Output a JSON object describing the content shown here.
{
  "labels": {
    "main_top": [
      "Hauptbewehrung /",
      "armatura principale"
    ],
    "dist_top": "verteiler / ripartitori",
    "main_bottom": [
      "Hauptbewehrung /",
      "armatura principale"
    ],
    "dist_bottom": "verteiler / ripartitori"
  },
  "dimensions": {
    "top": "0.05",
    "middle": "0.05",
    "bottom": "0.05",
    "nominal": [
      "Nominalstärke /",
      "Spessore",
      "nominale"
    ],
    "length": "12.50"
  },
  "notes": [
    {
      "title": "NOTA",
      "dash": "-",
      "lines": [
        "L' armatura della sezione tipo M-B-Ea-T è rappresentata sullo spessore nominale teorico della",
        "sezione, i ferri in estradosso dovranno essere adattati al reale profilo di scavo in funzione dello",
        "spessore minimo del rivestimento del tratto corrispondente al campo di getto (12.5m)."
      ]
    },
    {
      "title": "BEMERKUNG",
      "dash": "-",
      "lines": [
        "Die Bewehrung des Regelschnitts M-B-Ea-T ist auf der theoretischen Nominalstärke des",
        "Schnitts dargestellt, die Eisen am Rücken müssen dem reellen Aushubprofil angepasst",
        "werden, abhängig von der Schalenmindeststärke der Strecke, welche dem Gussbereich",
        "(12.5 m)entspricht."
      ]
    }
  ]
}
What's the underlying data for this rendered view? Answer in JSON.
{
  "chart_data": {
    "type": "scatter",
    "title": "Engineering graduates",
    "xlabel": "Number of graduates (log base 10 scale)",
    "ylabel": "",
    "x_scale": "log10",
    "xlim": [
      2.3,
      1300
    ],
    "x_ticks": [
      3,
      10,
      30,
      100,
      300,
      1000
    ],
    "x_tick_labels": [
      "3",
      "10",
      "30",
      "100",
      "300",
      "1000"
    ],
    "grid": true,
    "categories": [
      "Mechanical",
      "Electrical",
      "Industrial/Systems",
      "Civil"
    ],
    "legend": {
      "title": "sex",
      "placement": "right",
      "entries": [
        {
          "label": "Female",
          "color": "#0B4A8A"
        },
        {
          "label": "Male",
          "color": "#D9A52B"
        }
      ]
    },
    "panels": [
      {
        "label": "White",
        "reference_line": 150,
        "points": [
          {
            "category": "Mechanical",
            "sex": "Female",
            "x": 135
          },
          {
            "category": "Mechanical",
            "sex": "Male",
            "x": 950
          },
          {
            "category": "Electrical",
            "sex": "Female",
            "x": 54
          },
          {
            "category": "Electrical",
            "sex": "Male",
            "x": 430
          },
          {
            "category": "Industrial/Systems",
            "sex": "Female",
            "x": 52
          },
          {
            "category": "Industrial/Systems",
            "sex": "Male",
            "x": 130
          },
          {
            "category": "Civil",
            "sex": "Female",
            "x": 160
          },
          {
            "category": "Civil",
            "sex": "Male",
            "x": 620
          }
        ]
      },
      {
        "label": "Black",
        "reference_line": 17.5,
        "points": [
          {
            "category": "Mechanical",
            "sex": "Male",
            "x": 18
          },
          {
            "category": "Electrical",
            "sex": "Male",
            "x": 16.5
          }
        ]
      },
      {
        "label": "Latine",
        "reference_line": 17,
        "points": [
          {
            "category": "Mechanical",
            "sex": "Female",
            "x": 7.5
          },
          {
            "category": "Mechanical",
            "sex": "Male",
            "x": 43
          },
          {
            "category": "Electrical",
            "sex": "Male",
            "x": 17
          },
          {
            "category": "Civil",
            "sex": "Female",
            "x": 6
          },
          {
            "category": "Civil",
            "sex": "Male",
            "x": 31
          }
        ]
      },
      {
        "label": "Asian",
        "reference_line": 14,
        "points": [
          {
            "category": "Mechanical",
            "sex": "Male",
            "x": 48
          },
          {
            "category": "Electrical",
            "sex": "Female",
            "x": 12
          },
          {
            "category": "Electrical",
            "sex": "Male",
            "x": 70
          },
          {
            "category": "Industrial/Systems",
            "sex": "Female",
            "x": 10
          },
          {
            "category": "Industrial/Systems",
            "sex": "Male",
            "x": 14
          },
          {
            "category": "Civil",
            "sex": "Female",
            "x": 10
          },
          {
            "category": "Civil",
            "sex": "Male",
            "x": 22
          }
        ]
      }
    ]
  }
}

────

#### [Short exercise]
Track down every line of the material containing the string "nominale", and copy it.

#### [Reply]
      "nominale"
        "L' armatura della sezione tipo M-B-Ea-T è rappresentata sullo spessore nominale teorico della",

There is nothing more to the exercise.